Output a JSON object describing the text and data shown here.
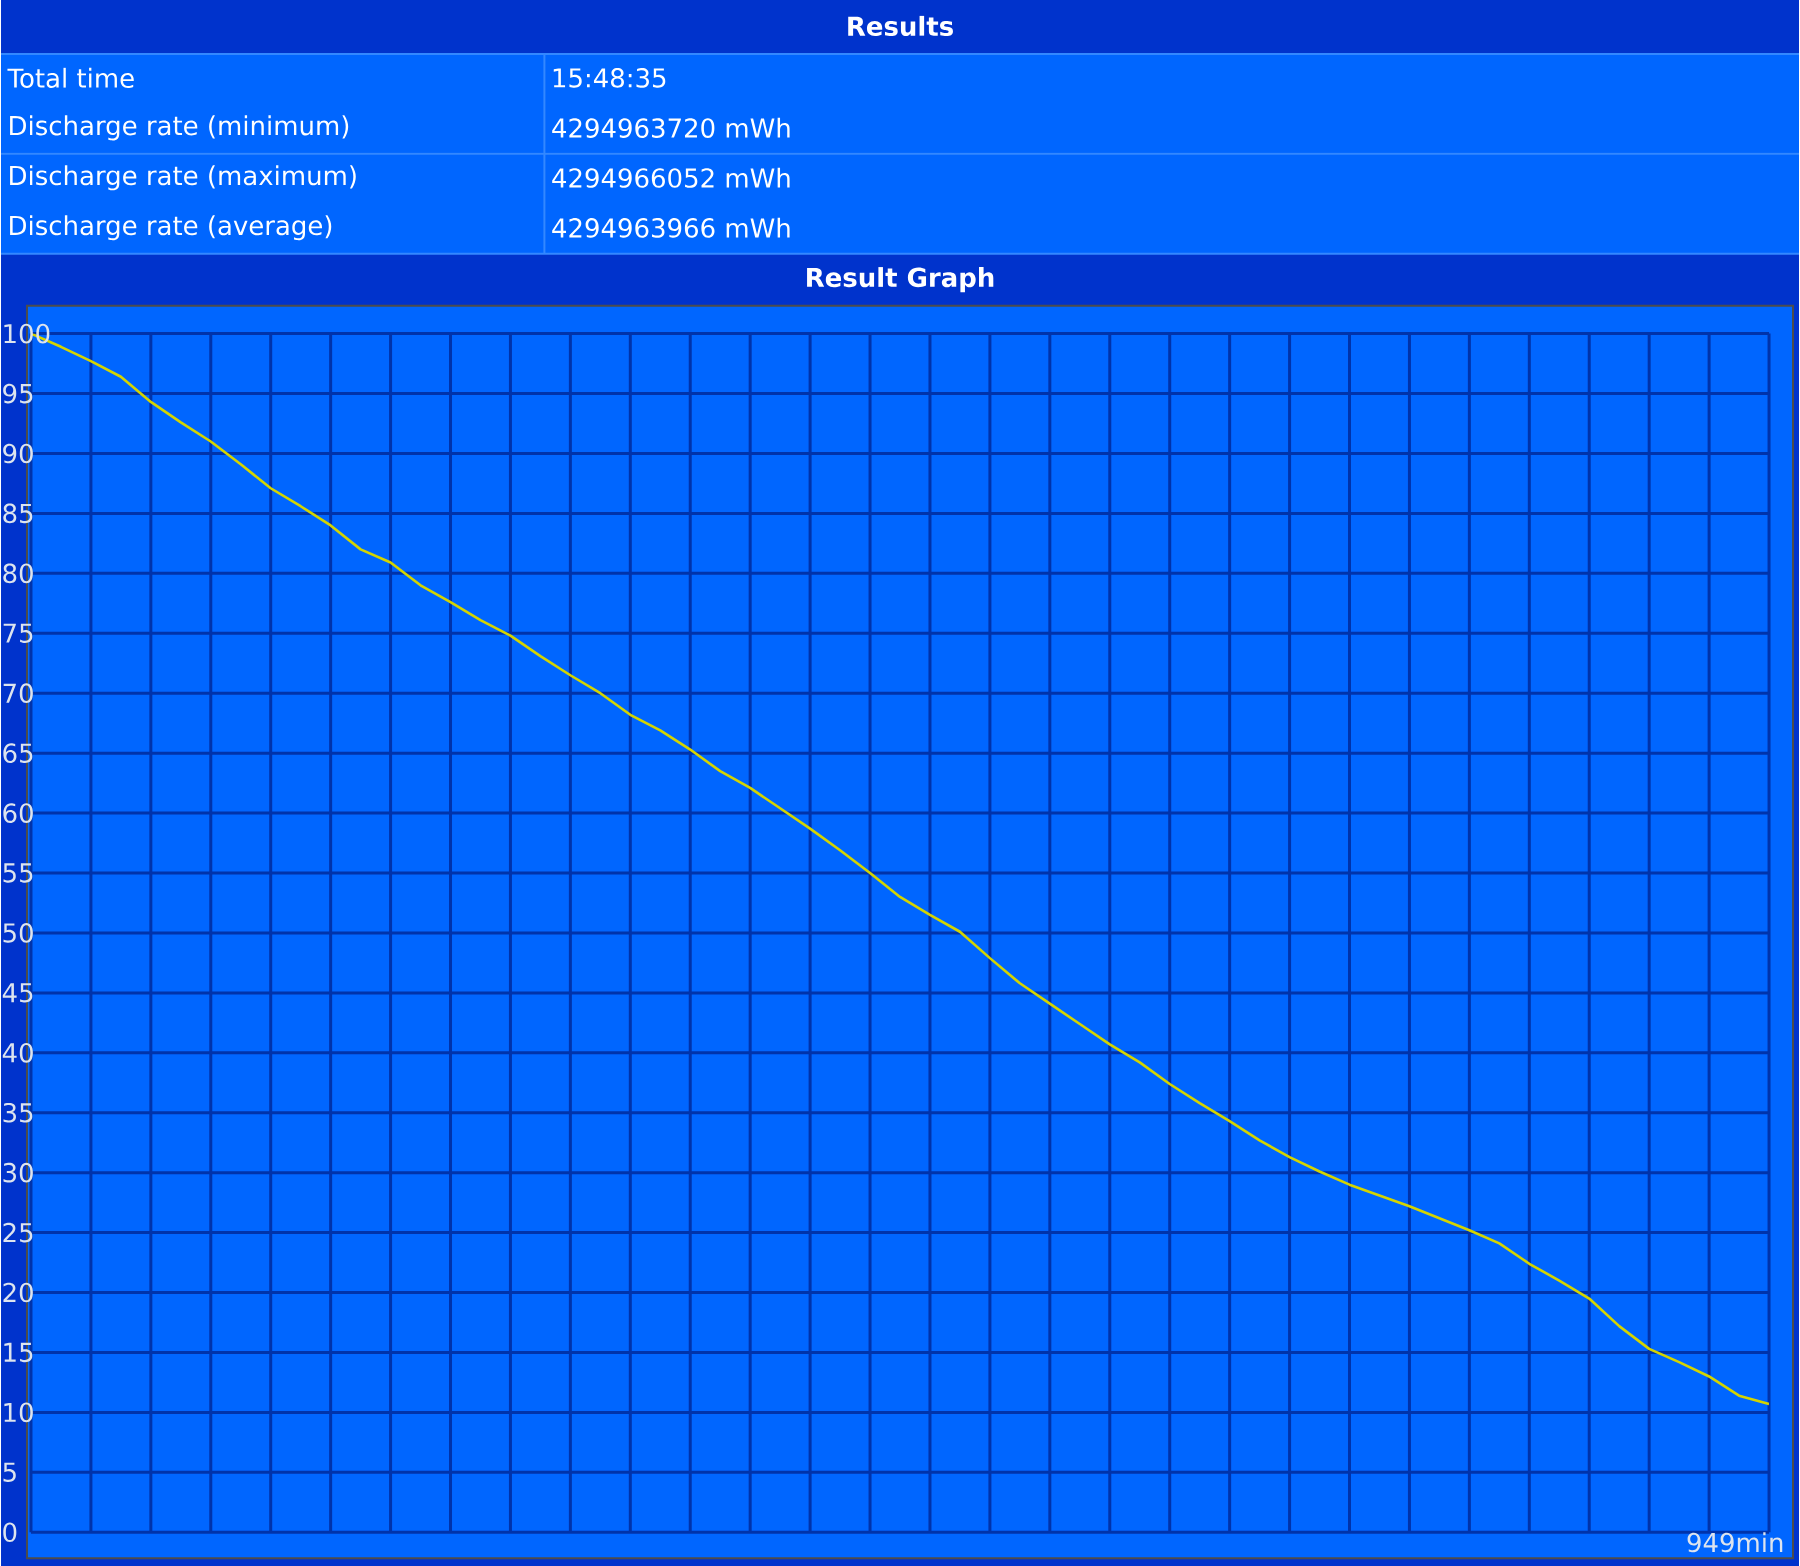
{
  "chart_data": {
    "type": "line",
    "title": "Results",
    "subtitle": "Result Graph",
    "annotations": [
      "Total time",
      "15:48:35",
      "Discharge rate (minimum)",
      "4294963720 mWh",
      "Discharge rate (maximum)",
      "4294966052 mWh",
      "Discharge rate (average)",
      "4294963966 mWh",
      "949min"
    ],
    "categories": [
      null,
      null,
      null,
      null,
      null,
      null,
      null,
      null,
      null,
      null,
      null,
      null,
      null,
      null,
      null,
      null,
      null,
      null,
      null,
      null,
      null,
      null,
      null,
      null,
      null,
      null,
      null,
      null,
      null,
      null,
      null,
      null,
      null,
      null,
      null,
      null,
      null,
      null,
      null,
      null,
      null,
      null,
      null,
      null,
      null,
      null,
      null,
      null,
      null,
      null,
      null,
      null,
      null,
      null,
      null,
      null,
      null,
      null,
      null
    ],
    "series": [
      {
        "color": "#d4d400",
        "values": [
          100,
          98.9,
          97.7,
          96.4,
          94.3,
          92.6,
          91.0,
          89.1,
          87.1,
          85.6,
          84.0,
          82,
          80.9,
          79.0,
          77.6,
          76.1,
          74.8,
          73.1,
          71.5,
          70,
          68.2,
          66.9,
          65.3,
          63.5,
          62.1,
          60.4,
          58.7,
          56.9,
          55.0,
          53.0,
          51.5,
          50.1,
          47.9,
          45.8,
          44.1,
          42.4,
          40.7,
          39.2,
          37.4,
          35.8,
          34.3,
          32.7,
          31.3,
          30.1,
          29.0,
          28.1,
          27.2,
          26.2,
          25.2,
          24.1,
          22.4,
          21.0,
          19.5,
          17.2,
          15.3,
          14.2,
          13.0,
          11.4,
          10.7
        ]
      }
    ],
    "ylim": [
      0,
      100
    ],
    "yticks": [
      0,
      5,
      10,
      15,
      20,
      25,
      30,
      35,
      40,
      45,
      50,
      55,
      60,
      65,
      70,
      75,
      80,
      85,
      90,
      95,
      100
    ],
    "grid": true
  }
}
------------
**What is asked:**
Write out the whole listing exactly, and drop the pictures.

**Expected answer:**
Output a JSON object describing the text and data shown here.
{
  "chart_data": {
    "type": "line",
    "title": "Results",
    "subtitle": "Result Graph",
    "annotations": [
      "Total time",
      "15:48:35",
      "Discharge rate (minimum)",
      "4294963720 mWh",
      "Discharge rate (maximum)",
      "4294966052 mWh",
      "Discharge rate (average)",
      "4294963966 mWh",
      "949min"
    ],
    "categories": [
      null,
      null,
      null,
      null,
      null,
      null,
      null,
      null,
      null,
      null,
      null,
      null,
      null,
      null,
      null,
      null,
      null,
      null,
      null,
      null,
      null,
      null,
      null,
      null,
      null,
      null,
      null,
      null,
      null,
      null,
      null,
      null,
      null,
      null,
      null,
      null,
      null,
      null,
      null,
      null,
      null,
      null,
      null,
      null,
      null,
      null,
      null,
      null,
      null,
      null,
      null,
      null,
      null,
      null,
      null,
      null,
      null,
      null,
      null
    ],
    "series": [
      {
        "color": "#d4d400",
        "values": [
          100,
          98.9,
          97.7,
          96.4,
          94.3,
          92.6,
          91.0,
          89.1,
          87.1,
          85.6,
          84.0,
          82,
          80.9,
          79.0,
          77.6,
          76.1,
          74.8,
          73.1,
          71.5,
          70,
          68.2,
          66.9,
          65.3,
          63.5,
          62.1,
          60.4,
          58.7,
          56.9,
          55.0,
          53.0,
          51.5,
          50.1,
          47.9,
          45.8,
          44.1,
          42.4,
          40.7,
          39.2,
          37.4,
          35.8,
          34.3,
          32.7,
          31.3,
          30.1,
          29.0,
          28.1,
          27.2,
          26.2,
          25.2,
          24.1,
          22.4,
          21.0,
          19.5,
          17.2,
          15.3,
          14.2,
          13.0,
          11.4,
          10.7
        ]
      }
    ],
    "ylim": [
      0,
      100
    ],
    "yticks": [
      0,
      5,
      10,
      15,
      20,
      25,
      30,
      35,
      40,
      45,
      50,
      55,
      60,
      65,
      70,
      75,
      80,
      85,
      90,
      95,
      100
    ],
    "grid": true
  }
}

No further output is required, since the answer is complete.